---------- Raw records

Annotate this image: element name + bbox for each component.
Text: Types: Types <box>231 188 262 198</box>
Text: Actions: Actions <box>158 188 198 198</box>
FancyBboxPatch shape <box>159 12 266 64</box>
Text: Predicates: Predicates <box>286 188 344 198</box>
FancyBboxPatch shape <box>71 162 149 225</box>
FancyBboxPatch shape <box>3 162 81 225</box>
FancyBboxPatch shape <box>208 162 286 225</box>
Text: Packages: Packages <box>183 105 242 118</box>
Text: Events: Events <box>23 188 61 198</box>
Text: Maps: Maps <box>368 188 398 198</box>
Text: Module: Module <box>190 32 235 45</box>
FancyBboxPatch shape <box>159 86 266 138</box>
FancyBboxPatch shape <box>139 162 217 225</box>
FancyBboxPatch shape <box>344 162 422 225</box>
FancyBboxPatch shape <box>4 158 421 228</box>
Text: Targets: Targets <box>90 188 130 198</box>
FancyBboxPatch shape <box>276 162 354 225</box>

--------------------

Your instructions: Turn every line of the records above into a numbered list, leaving out any blank lines.

Expected answer:
1. Annotate this image: element name + bbox for each component.
2. Text: Types: Types <box>231 188 262 198</box>
3. Text: Actions: Actions <box>158 188 198 198</box>
4. FancyBboxPatch shape <box>159 12 266 64</box>
5. Text: Predicates: Predicates <box>286 188 344 198</box>
6. FancyBboxPatch shape <box>71 162 149 225</box>
7. FancyBboxPatch shape <box>3 162 81 225</box>
8. FancyBboxPatch shape <box>208 162 286 225</box>
9. Text: Packages: Packages <box>183 105 242 118</box>
10. Text: Events: Events <box>23 188 61 198</box>
11. Text: Maps: Maps <box>368 188 398 198</box>
12. Text: Module: Module <box>190 32 235 45</box>
13. FancyBboxPatch shape <box>159 86 266 138</box>
14. FancyBboxPatch shape <box>139 162 217 225</box>
15. FancyBboxPatch shape <box>344 162 422 225</box>
16. FancyBboxPatch shape <box>4 158 421 228</box>
17. Text: Targets: Targets <box>90 188 130 198</box>
18. FancyBboxPatch shape <box>276 162 354 225</box>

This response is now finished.